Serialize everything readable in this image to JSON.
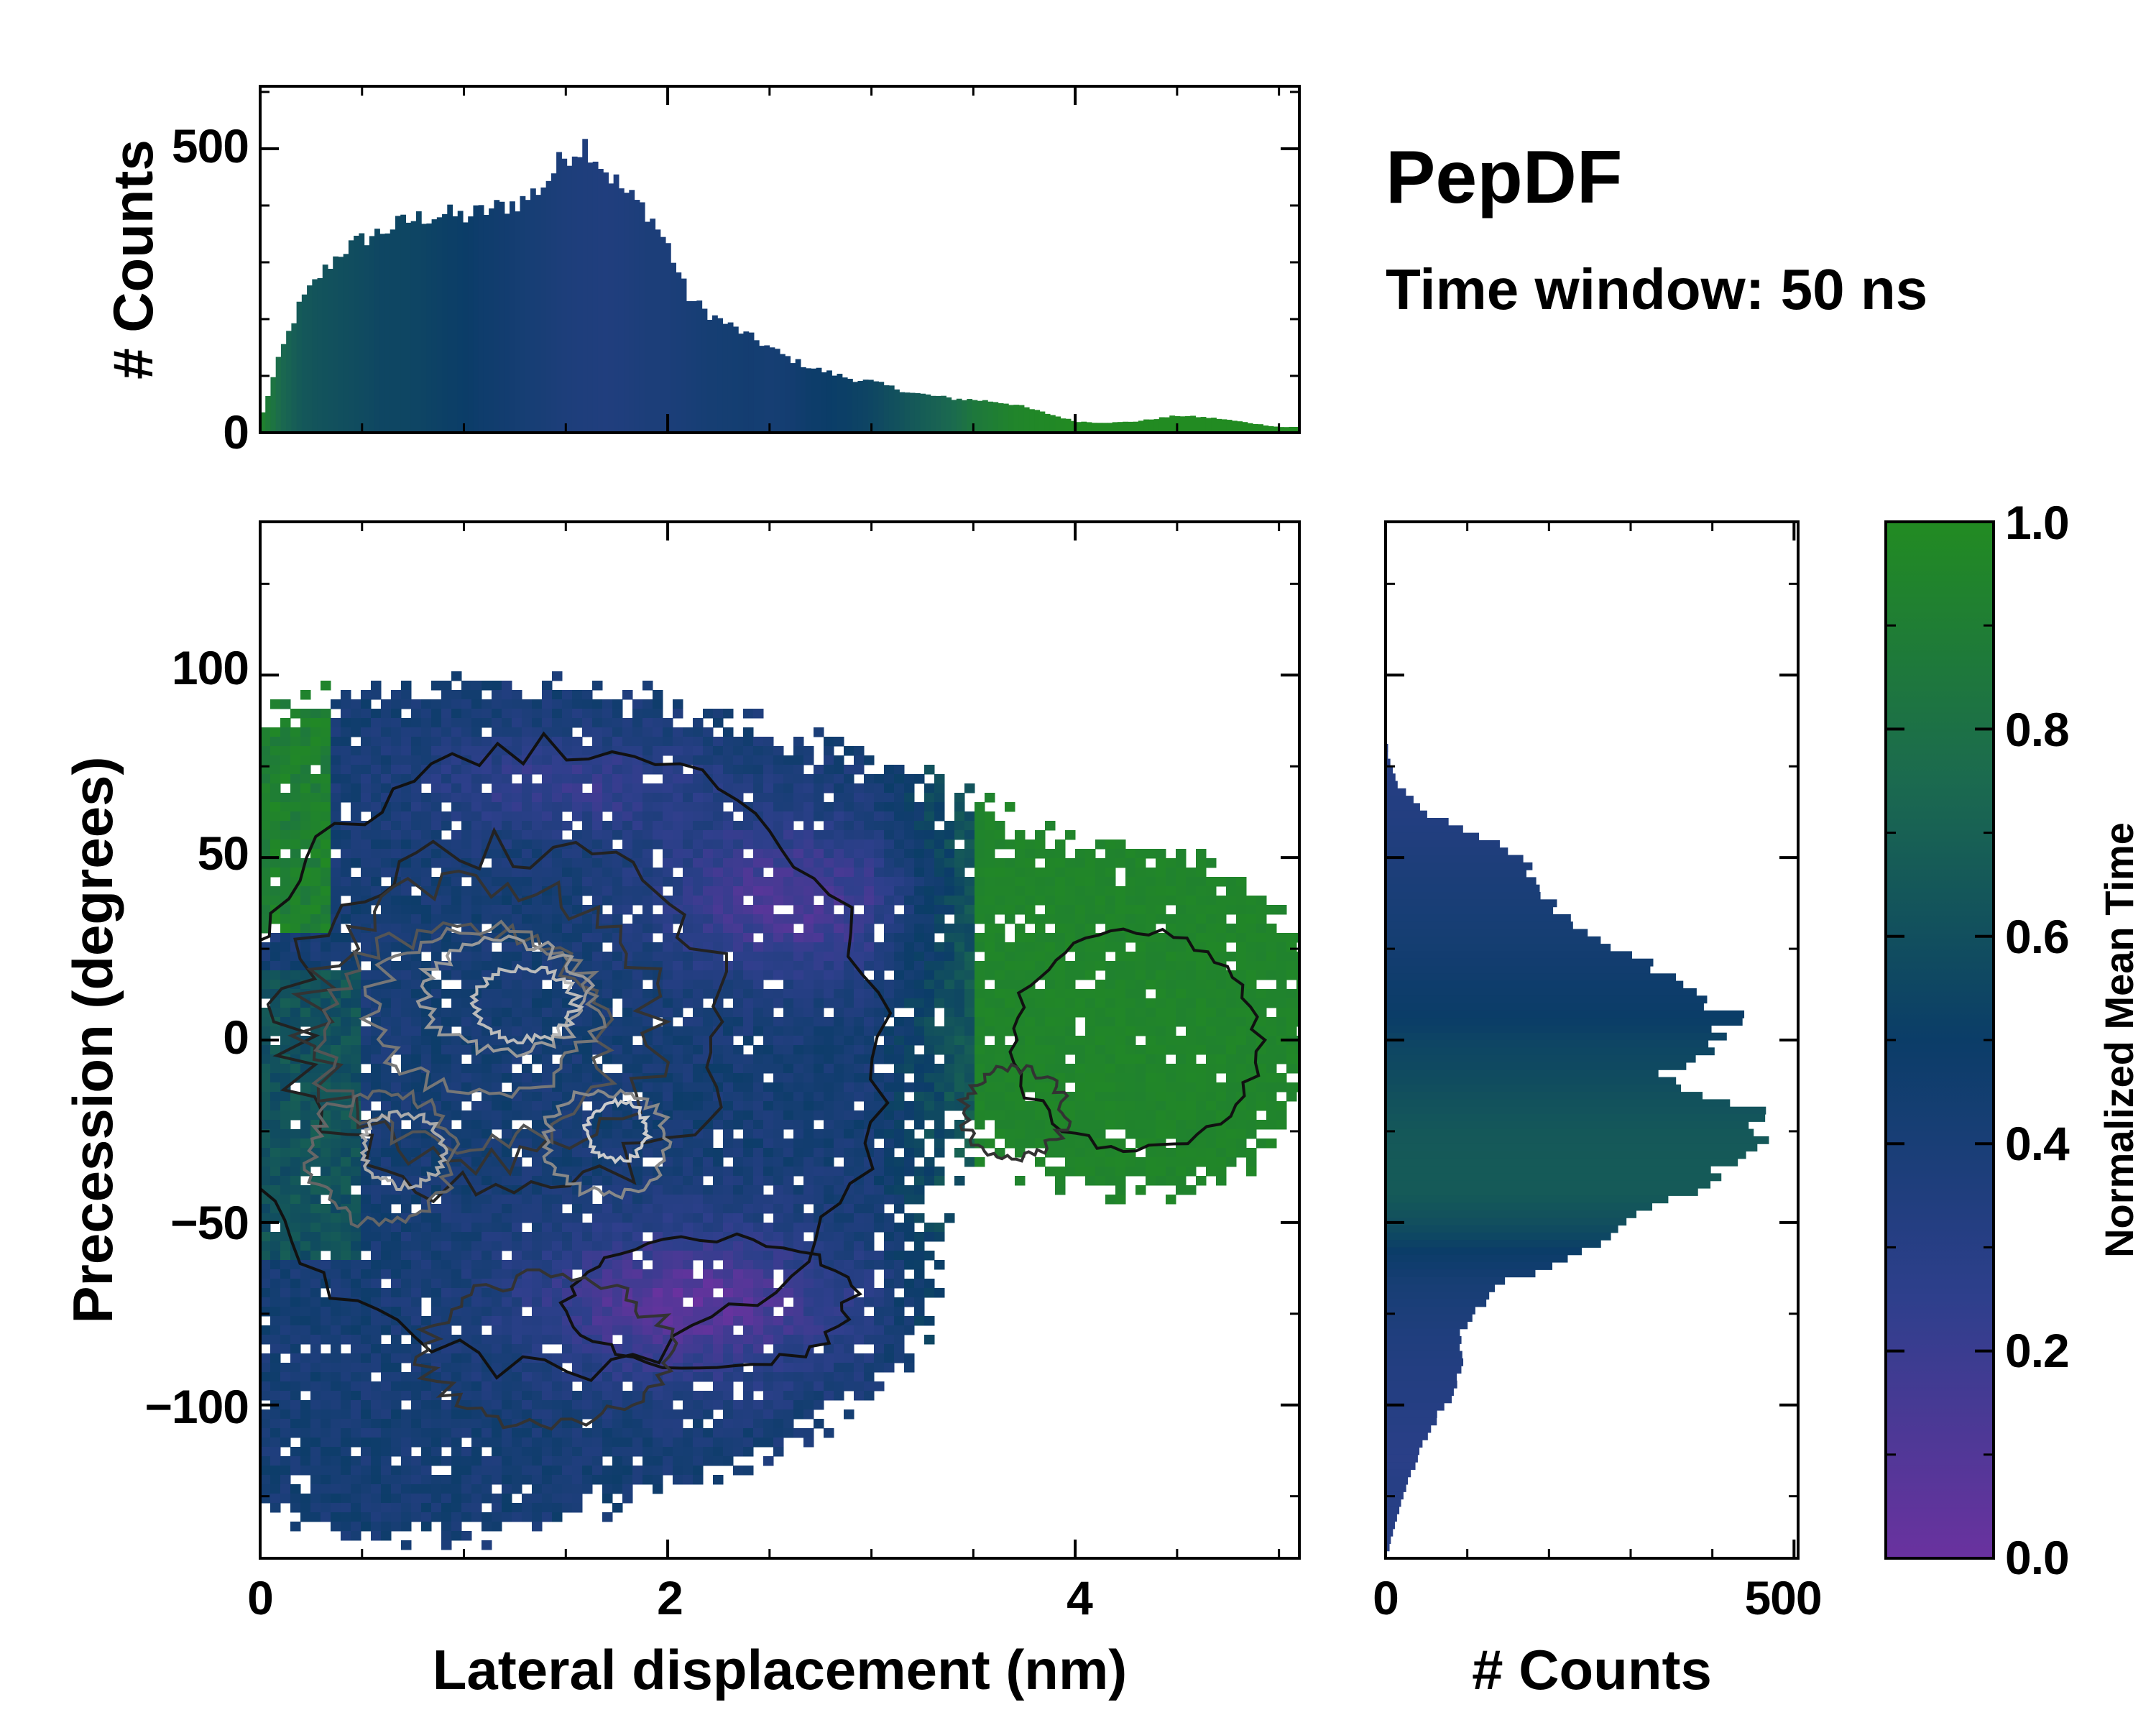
{
  "title": "PepDF",
  "subtitle": "Time window: 50 ns",
  "colors": {
    "low": "#6a329f",
    "mid": "#0b3d68",
    "high": "#228b22"
  },
  "chart_data": [
    {
      "id": "joint",
      "type": "heatmap",
      "xlabel": "Lateral displacement (nm)",
      "ylabel": "Precession (degrees)",
      "xlim": [
        0,
        5.1
      ],
      "ylim": [
        -142,
        142
      ],
      "xticks": [
        0,
        2,
        4
      ],
      "xtick_labels": [
        "0",
        "2",
        "4"
      ],
      "yticks": [
        100,
        50,
        0,
        -50,
        -100
      ],
      "ytick_labels": [
        "100",
        "50",
        "0",
        "−50",
        "−100"
      ],
      "regions": [
        {
          "name": "main-cluster",
          "x_center": 1.2,
          "y_center": -5,
          "x_spread": 0.9,
          "y_spread": 45,
          "mean_time": 0.42
        },
        {
          "name": "lower-purple",
          "x_center": 2.1,
          "y_center": -70,
          "x_spread": 0.6,
          "y_spread": 15,
          "mean_time": 0.1
        },
        {
          "name": "upper-purple",
          "x_center": 2.5,
          "y_center": 40,
          "x_spread": 0.5,
          "y_spread": 15,
          "mean_time": 0.18
        },
        {
          "name": "green-tail",
          "x_center": 4.4,
          "y_center": 0,
          "x_spread": 0.5,
          "y_spread": 25,
          "mean_time": 0.95
        }
      ]
    },
    {
      "id": "top-hist",
      "type": "bar",
      "ylabel": "# Counts",
      "xlim": [
        0,
        5.1
      ],
      "ylim": [
        0,
        610
      ],
      "yticks": [
        0,
        500
      ],
      "ytick_labels": [
        "0",
        "500"
      ],
      "x": [
        0.0,
        0.1,
        0.2,
        0.3,
        0.4,
        0.5,
        0.6,
        0.7,
        0.8,
        0.9,
        1.0,
        1.1,
        1.2,
        1.3,
        1.4,
        1.5,
        1.6,
        1.7,
        1.8,
        1.9,
        2.0,
        2.1,
        2.2,
        2.3,
        2.4,
        2.5,
        2.6,
        2.7,
        2.8,
        2.9,
        3.0,
        3.1,
        3.2,
        3.3,
        3.4,
        3.5,
        3.6,
        3.7,
        3.8,
        3.9,
        4.0,
        4.1,
        4.2,
        4.3,
        4.4,
        4.5,
        4.6,
        4.7,
        4.8,
        4.9,
        5.0
      ],
      "values": [
        20,
        140,
        230,
        280,
        320,
        340,
        355,
        370,
        380,
        385,
        380,
        390,
        400,
        410,
        440,
        490,
        510,
        460,
        420,
        390,
        330,
        240,
        210,
        190,
        170,
        150,
        130,
        115,
        105,
        95,
        90,
        80,
        70,
        65,
        60,
        58,
        55,
        50,
        40,
        30,
        20,
        18,
        18,
        20,
        25,
        30,
        28,
        25,
        20,
        15,
        10
      ],
      "mean_time": [
        0.95,
        0.75,
        0.65,
        0.62,
        0.6,
        0.58,
        0.55,
        0.55,
        0.54,
        0.52,
        0.5,
        0.47,
        0.45,
        0.42,
        0.4,
        0.37,
        0.36,
        0.35,
        0.36,
        0.38,
        0.38,
        0.4,
        0.42,
        0.43,
        0.44,
        0.42,
        0.44,
        0.48,
        0.5,
        0.52,
        0.55,
        0.6,
        0.65,
        0.7,
        0.75,
        0.85,
        0.9,
        0.95,
        0.97,
        0.98,
        1.0,
        1.0,
        1.0,
        1.0,
        1.0,
        1.0,
        1.0,
        1.0,
        1.0,
        1.0,
        1.0
      ]
    },
    {
      "id": "side-hist",
      "type": "bar",
      "orientation": "horizontal",
      "xlabel": "# Counts",
      "xlim": [
        0,
        505
      ],
      "ylim": [
        -142,
        142
      ],
      "xticks": [
        0,
        500
      ],
      "xtick_labels": [
        "0",
        "500"
      ],
      "y": [
        -138,
        -130,
        -122,
        -114,
        -106,
        -98,
        -90,
        -82,
        -74,
        -66,
        -58,
        -50,
        -42,
        -34,
        -26,
        -18,
        -10,
        -2,
        6,
        14,
        22,
        30,
        38,
        46,
        54,
        62,
        70,
        78
      ],
      "values": [
        5,
        15,
        25,
        40,
        55,
        80,
        95,
        90,
        110,
        150,
        250,
        300,
        370,
        420,
        460,
        445,
        325,
        400,
        430,
        370,
        310,
        230,
        200,
        180,
        140,
        50,
        15,
        3
      ],
      "mean_time": [
        0.3,
        0.3,
        0.3,
        0.28,
        0.3,
        0.32,
        0.33,
        0.35,
        0.38,
        0.42,
        0.5,
        0.6,
        0.66,
        0.66,
        0.65,
        0.62,
        0.58,
        0.55,
        0.5,
        0.48,
        0.45,
        0.42,
        0.4,
        0.38,
        0.35,
        0.33,
        0.32,
        0.3
      ]
    },
    {
      "id": "colorbar",
      "type": "colorbar",
      "label": "Normalized Mean Time",
      "ylim": [
        0,
        1
      ],
      "ticks": [
        0.0,
        0.2,
        0.4,
        0.6,
        0.8,
        1.0
      ],
      "tick_labels": [
        "0.0",
        "0.2",
        "0.4",
        "0.6",
        "0.8",
        "1.0"
      ]
    }
  ]
}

☆ ☆ ☆

Every line above should be repeated exactly; pictures stay out of the copy.

Serialize everything readable in this image to JSON.
{
  "title": "PepDF",
  "subtitle": "Time window: 50 ns",
  "colors": {
    "low": "#6a329f",
    "mid": "#0b3d68",
    "high": "#228b22"
  },
  "chart_data": [
    {
      "id": "joint",
      "type": "heatmap",
      "xlabel": "Lateral displacement (nm)",
      "ylabel": "Precession (degrees)",
      "xlim": [
        0,
        5.1
      ],
      "ylim": [
        -142,
        142
      ],
      "xticks": [
        0,
        2,
        4
      ],
      "xtick_labels": [
        "0",
        "2",
        "4"
      ],
      "yticks": [
        100,
        50,
        0,
        -50,
        -100
      ],
      "ytick_labels": [
        "100",
        "50",
        "0",
        "−50",
        "−100"
      ],
      "regions": [
        {
          "name": "main-cluster",
          "x_center": 1.2,
          "y_center": -5,
          "x_spread": 0.9,
          "y_spread": 45,
          "mean_time": 0.42
        },
        {
          "name": "lower-purple",
          "x_center": 2.1,
          "y_center": -70,
          "x_spread": 0.6,
          "y_spread": 15,
          "mean_time": 0.1
        },
        {
          "name": "upper-purple",
          "x_center": 2.5,
          "y_center": 40,
          "x_spread": 0.5,
          "y_spread": 15,
          "mean_time": 0.18
        },
        {
          "name": "green-tail",
          "x_center": 4.4,
          "y_center": 0,
          "x_spread": 0.5,
          "y_spread": 25,
          "mean_time": 0.95
        }
      ]
    },
    {
      "id": "top-hist",
      "type": "bar",
      "ylabel": "# Counts",
      "xlim": [
        0,
        5.1
      ],
      "ylim": [
        0,
        610
      ],
      "yticks": [
        0,
        500
      ],
      "ytick_labels": [
        "0",
        "500"
      ],
      "x": [
        0.0,
        0.1,
        0.2,
        0.3,
        0.4,
        0.5,
        0.6,
        0.7,
        0.8,
        0.9,
        1.0,
        1.1,
        1.2,
        1.3,
        1.4,
        1.5,
        1.6,
        1.7,
        1.8,
        1.9,
        2.0,
        2.1,
        2.2,
        2.3,
        2.4,
        2.5,
        2.6,
        2.7,
        2.8,
        2.9,
        3.0,
        3.1,
        3.2,
        3.3,
        3.4,
        3.5,
        3.6,
        3.7,
        3.8,
        3.9,
        4.0,
        4.1,
        4.2,
        4.3,
        4.4,
        4.5,
        4.6,
        4.7,
        4.8,
        4.9,
        5.0
      ],
      "values": [
        20,
        140,
        230,
        280,
        320,
        340,
        355,
        370,
        380,
        385,
        380,
        390,
        400,
        410,
        440,
        490,
        510,
        460,
        420,
        390,
        330,
        240,
        210,
        190,
        170,
        150,
        130,
        115,
        105,
        95,
        90,
        80,
        70,
        65,
        60,
        58,
        55,
        50,
        40,
        30,
        20,
        18,
        18,
        20,
        25,
        30,
        28,
        25,
        20,
        15,
        10
      ],
      "mean_time": [
        0.95,
        0.75,
        0.65,
        0.62,
        0.6,
        0.58,
        0.55,
        0.55,
        0.54,
        0.52,
        0.5,
        0.47,
        0.45,
        0.42,
        0.4,
        0.37,
        0.36,
        0.35,
        0.36,
        0.38,
        0.38,
        0.4,
        0.42,
        0.43,
        0.44,
        0.42,
        0.44,
        0.48,
        0.5,
        0.52,
        0.55,
        0.6,
        0.65,
        0.7,
        0.75,
        0.85,
        0.9,
        0.95,
        0.97,
        0.98,
        1.0,
        1.0,
        1.0,
        1.0,
        1.0,
        1.0,
        1.0,
        1.0,
        1.0,
        1.0,
        1.0
      ]
    },
    {
      "id": "side-hist",
      "type": "bar",
      "orientation": "horizontal",
      "xlabel": "# Counts",
      "xlim": [
        0,
        505
      ],
      "ylim": [
        -142,
        142
      ],
      "xticks": [
        0,
        500
      ],
      "xtick_labels": [
        "0",
        "500"
      ],
      "y": [
        -138,
        -130,
        -122,
        -114,
        -106,
        -98,
        -90,
        -82,
        -74,
        -66,
        -58,
        -50,
        -42,
        -34,
        -26,
        -18,
        -10,
        -2,
        6,
        14,
        22,
        30,
        38,
        46,
        54,
        62,
        70,
        78
      ],
      "values": [
        5,
        15,
        25,
        40,
        55,
        80,
        95,
        90,
        110,
        150,
        250,
        300,
        370,
        420,
        460,
        445,
        325,
        400,
        430,
        370,
        310,
        230,
        200,
        180,
        140,
        50,
        15,
        3
      ],
      "mean_time": [
        0.3,
        0.3,
        0.3,
        0.28,
        0.3,
        0.32,
        0.33,
        0.35,
        0.38,
        0.42,
        0.5,
        0.6,
        0.66,
        0.66,
        0.65,
        0.62,
        0.58,
        0.55,
        0.5,
        0.48,
        0.45,
        0.42,
        0.4,
        0.38,
        0.35,
        0.33,
        0.32,
        0.3
      ]
    },
    {
      "id": "colorbar",
      "type": "colorbar",
      "label": "Normalized Mean Time",
      "ylim": [
        0,
        1
      ],
      "ticks": [
        0.0,
        0.2,
        0.4,
        0.6,
        0.8,
        1.0
      ],
      "tick_labels": [
        "0.0",
        "0.2",
        "0.4",
        "0.6",
        "0.8",
        "1.0"
      ]
    }
  ]
}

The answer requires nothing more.